INSTRUCTIONS TO FOLLOW -
Write the data out again, character for character, with no images.

INPUT ROWS -
++++++++
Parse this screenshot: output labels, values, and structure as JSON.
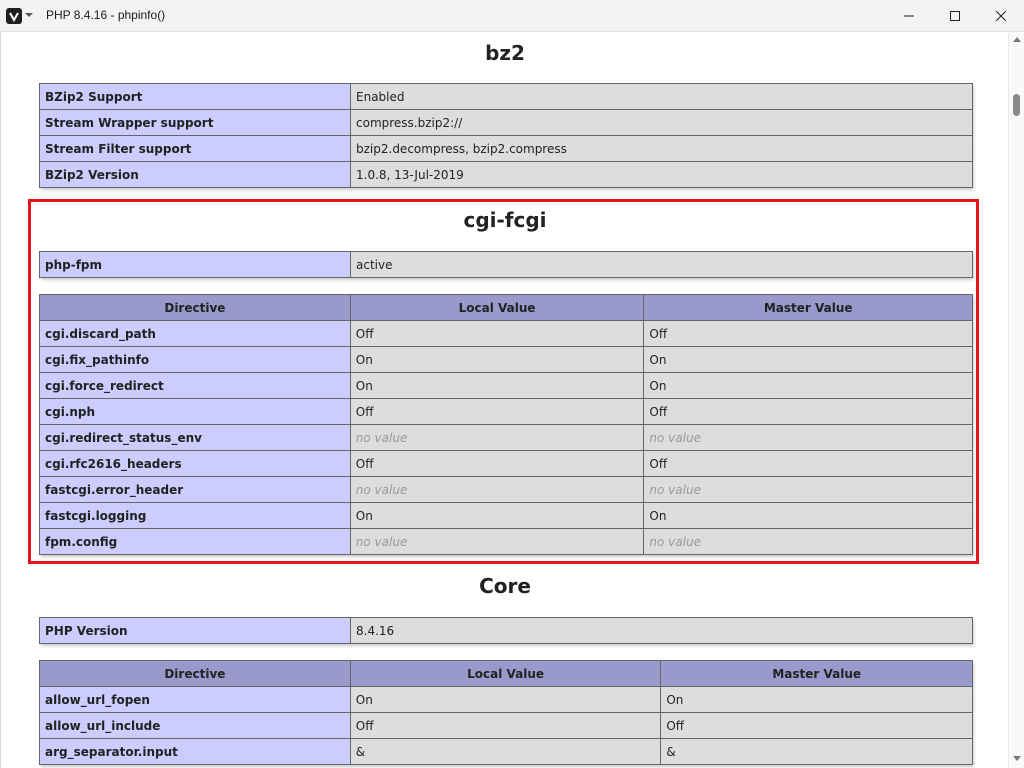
{
  "window": {
    "title": "PHP 8.4.16 - phpinfo()"
  },
  "sections": {
    "bz2": {
      "heading": "bz2",
      "rows": [
        {
          "name": "BZip2 Support",
          "value": "Enabled"
        },
        {
          "name": "Stream Wrapper support",
          "value": "compress.bzip2://"
        },
        {
          "name": "Stream Filter support",
          "value": "bzip2.decompress, bzip2.compress"
        },
        {
          "name": "BZip2 Version",
          "value": "1.0.8, 13-Jul-2019"
        }
      ]
    },
    "cgi_fcgi": {
      "heading": "cgi-fcgi",
      "info_rows": [
        {
          "name": "php-fpm",
          "value": "active"
        }
      ],
      "directive_headers": [
        "Directive",
        "Local Value",
        "Master Value"
      ],
      "directives": [
        {
          "name": "cgi.discard_path",
          "local": "Off",
          "master": "Off"
        },
        {
          "name": "cgi.fix_pathinfo",
          "local": "On",
          "master": "On"
        },
        {
          "name": "cgi.force_redirect",
          "local": "On",
          "master": "On"
        },
        {
          "name": "cgi.nph",
          "local": "Off",
          "master": "Off"
        },
        {
          "name": "cgi.redirect_status_env",
          "local": "no value",
          "master": "no value"
        },
        {
          "name": "cgi.rfc2616_headers",
          "local": "Off",
          "master": "Off"
        },
        {
          "name": "fastcgi.error_header",
          "local": "no value",
          "master": "no value"
        },
        {
          "name": "fastcgi.logging",
          "local": "On",
          "master": "On"
        },
        {
          "name": "fpm.config",
          "local": "no value",
          "master": "no value"
        }
      ]
    },
    "core": {
      "heading": "Core",
      "info_rows": [
        {
          "name": "PHP Version",
          "value": "8.4.16"
        }
      ],
      "directive_headers": [
        "Directive",
        "Local Value",
        "Master Value"
      ],
      "directives": [
        {
          "name": "allow_url_fopen",
          "local": "On",
          "master": "On"
        },
        {
          "name": "allow_url_include",
          "local": "Off",
          "master": "Off"
        },
        {
          "name": "arg_separator.input",
          "local": "&",
          "master": "&"
        }
      ]
    }
  },
  "colors": {
    "header_bg": "#9999cc",
    "name_cell_bg": "#ccccff",
    "value_cell_bg": "#dddddd",
    "highlight_border": "#e8141c"
  }
}
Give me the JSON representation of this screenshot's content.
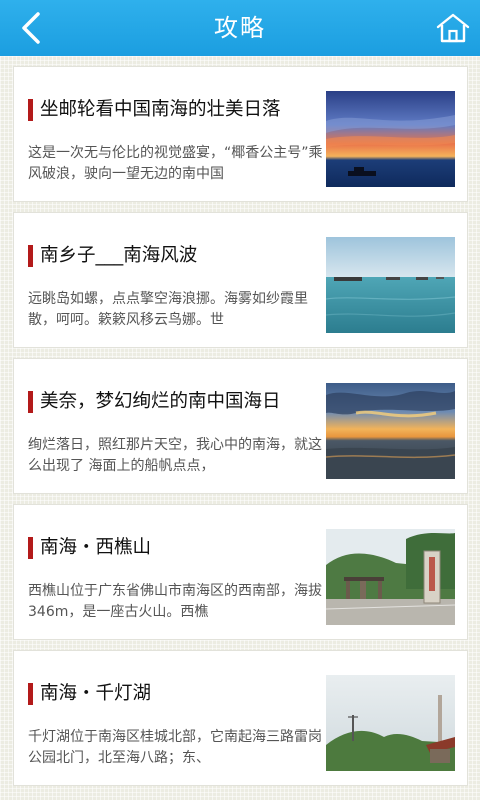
{
  "header": {
    "title": "攻略",
    "back_icon": "chevron-left-icon",
    "home_icon": "home-icon"
  },
  "colors": {
    "header": "#1ea2e3",
    "accent_bar": "#b31a1a"
  },
  "articles": [
    {
      "title": "坐邮轮看中国南海的壮美日落",
      "desc": "这是一次无与伦比的视觉盛宴，“椰香公主号”乘风破浪，驶向一望无边的南中国",
      "image": "sunset-cruise-image"
    },
    {
      "title": "南乡子___南海风波",
      "desc": "远眺岛如螺，点点擎空海浪挪。海雾如纱霞里散，呵呵。簌簌风移云鸟娜。世",
      "image": "sea-boats-image"
    },
    {
      "title": "美奈，梦幻绚烂的南中国海日",
      "desc": "绚烂落日，照红那片天空，我心中的南海，就这么出现了 海面上的船帆点点，",
      "image": "beach-sunset-image"
    },
    {
      "title": "南海・西樵山",
      "desc": "西樵山位于广东省佛山市南海区的西南部，海拔346m，是一座古火山。西樵",
      "image": "xiqiao-mountain-image"
    },
    {
      "title": "南海・千灯湖",
      "desc": "千灯湖位于南海区桂城北部，它南起海三路雷岗公园北门，北至海八路；东、",
      "image": "qiandeng-lake-image"
    }
  ]
}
++++++++
COMPLETE OUTPUT -
Parse this screenshot: output labels, values, and structure as JSON.
{
  "window": {
    "title": "PHP 8.4.16 - phpinfo()"
  },
  "sections": {
    "bz2": {
      "heading": "bz2",
      "rows": [
        {
          "name": "BZip2 Support",
          "value": "Enabled"
        },
        {
          "name": "Stream Wrapper support",
          "value": "compress.bzip2://"
        },
        {
          "name": "Stream Filter support",
          "value": "bzip2.decompress, bzip2.compress"
        },
        {
          "name": "BZip2 Version",
          "value": "1.0.8, 13-Jul-2019"
        }
      ]
    },
    "cgi_fcgi": {
      "heading": "cgi-fcgi",
      "info_rows": [
        {
          "name": "php-fpm",
          "value": "active"
        }
      ],
      "directive_headers": [
        "Directive",
        "Local Value",
        "Master Value"
      ],
      "directives": [
        {
          "name": "cgi.discard_path",
          "local": "Off",
          "master": "Off"
        },
        {
          "name": "cgi.fix_pathinfo",
          "local": "On",
          "master": "On"
        },
        {
          "name": "cgi.force_redirect",
          "local": "On",
          "master": "On"
        },
        {
          "name": "cgi.nph",
          "local": "Off",
          "master": "Off"
        },
        {
          "name": "cgi.redirect_status_env",
          "local": "no value",
          "master": "no value"
        },
        {
          "name": "cgi.rfc2616_headers",
          "local": "Off",
          "master": "Off"
        },
        {
          "name": "fastcgi.error_header",
          "local": "no value",
          "master": "no value"
        },
        {
          "name": "fastcgi.logging",
          "local": "On",
          "master": "On"
        },
        {
          "name": "fpm.config",
          "local": "no value",
          "master": "no value"
        }
      ]
    },
    "core": {
      "heading": "Core",
      "info_rows": [
        {
          "name": "PHP Version",
          "value": "8.4.16"
        }
      ],
      "directive_headers": [
        "Directive",
        "Local Value",
        "Master Value"
      ],
      "directives": [
        {
          "name": "allow_url_fopen",
          "local": "On",
          "master": "On"
        },
        {
          "name": "allow_url_include",
          "local": "Off",
          "master": "Off"
        },
        {
          "name": "arg_separator.input",
          "local": "&",
          "master": "&"
        }
      ]
    }
  },
  "colors": {
    "header_bg": "#9999cc",
    "name_cell_bg": "#ccccff",
    "value_cell_bg": "#dddddd",
    "highlight_border": "#e8141c"
  }
}
Give me the JSON representation of this screenshot's content.
{
  "header": {
    "title": "攻略",
    "back_icon": "chevron-left-icon",
    "home_icon": "home-icon"
  },
  "colors": {
    "header": "#1ea2e3",
    "accent_bar": "#b31a1a"
  },
  "articles": [
    {
      "title": "坐邮轮看中国南海的壮美日落",
      "desc": "这是一次无与伦比的视觉盛宴，“椰香公主号”乘风破浪，驶向一望无边的南中国",
      "image": "sunset-cruise-image"
    },
    {
      "title": "南乡子___南海风波",
      "desc": "远眺岛如螺，点点擎空海浪挪。海雾如纱霞里散，呵呵。簌簌风移云鸟娜。世",
      "image": "sea-boats-image"
    },
    {
      "title": "美奈，梦幻绚烂的南中国海日",
      "desc": "绚烂落日，照红那片天空，我心中的南海，就这么出现了 海面上的船帆点点，",
      "image": "beach-sunset-image"
    },
    {
      "title": "南海・西樵山",
      "desc": "西樵山位于广东省佛山市南海区的西南部，海拔346m，是一座古火山。西樵",
      "image": "xiqiao-mountain-image"
    },
    {
      "title": "南海・千灯湖",
      "desc": "千灯湖位于南海区桂城北部，它南起海三路雷岗公园北门，北至海八路；东、",
      "image": "qiandeng-lake-image"
    }
  ]
}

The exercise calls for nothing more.